_GIVEN REQUEST_
Every line that contains the word "Picture" should be copied out.
[start]
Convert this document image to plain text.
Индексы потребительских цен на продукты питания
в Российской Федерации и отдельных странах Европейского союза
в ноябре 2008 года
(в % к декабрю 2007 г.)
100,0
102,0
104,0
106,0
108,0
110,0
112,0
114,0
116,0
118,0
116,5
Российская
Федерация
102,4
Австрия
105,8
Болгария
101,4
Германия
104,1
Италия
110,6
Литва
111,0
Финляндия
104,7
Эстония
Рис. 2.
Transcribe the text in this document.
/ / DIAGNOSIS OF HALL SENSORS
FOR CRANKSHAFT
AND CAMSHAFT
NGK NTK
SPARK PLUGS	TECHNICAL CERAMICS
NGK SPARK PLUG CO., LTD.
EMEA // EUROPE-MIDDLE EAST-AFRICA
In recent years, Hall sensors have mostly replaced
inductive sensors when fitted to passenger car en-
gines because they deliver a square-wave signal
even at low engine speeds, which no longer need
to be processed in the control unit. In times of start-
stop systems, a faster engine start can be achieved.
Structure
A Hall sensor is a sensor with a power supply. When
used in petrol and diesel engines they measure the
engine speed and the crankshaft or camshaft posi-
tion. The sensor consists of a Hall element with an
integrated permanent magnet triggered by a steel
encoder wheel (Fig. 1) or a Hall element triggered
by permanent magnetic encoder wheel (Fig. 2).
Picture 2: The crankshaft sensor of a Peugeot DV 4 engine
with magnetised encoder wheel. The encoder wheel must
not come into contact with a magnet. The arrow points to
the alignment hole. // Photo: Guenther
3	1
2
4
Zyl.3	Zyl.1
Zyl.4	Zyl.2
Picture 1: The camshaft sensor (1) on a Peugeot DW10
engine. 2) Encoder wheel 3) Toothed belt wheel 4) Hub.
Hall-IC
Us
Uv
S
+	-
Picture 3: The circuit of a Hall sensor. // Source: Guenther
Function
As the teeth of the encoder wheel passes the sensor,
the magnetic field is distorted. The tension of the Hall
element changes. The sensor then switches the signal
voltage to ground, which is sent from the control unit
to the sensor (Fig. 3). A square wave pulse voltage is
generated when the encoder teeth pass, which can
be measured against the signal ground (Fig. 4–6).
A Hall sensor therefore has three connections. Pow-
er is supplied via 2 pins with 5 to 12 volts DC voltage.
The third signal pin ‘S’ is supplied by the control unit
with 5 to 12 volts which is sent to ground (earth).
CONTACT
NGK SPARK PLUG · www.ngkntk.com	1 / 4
[end]
_EXERCISE OUTPUT_
Picture 2: The crankshaft sensor of a Peugeot DV 4 engine
Picture 1: The camshaft sensor (1) on a Peugeot DW10
Picture 3: The circuit of a Hall sensor. // Source: Guenther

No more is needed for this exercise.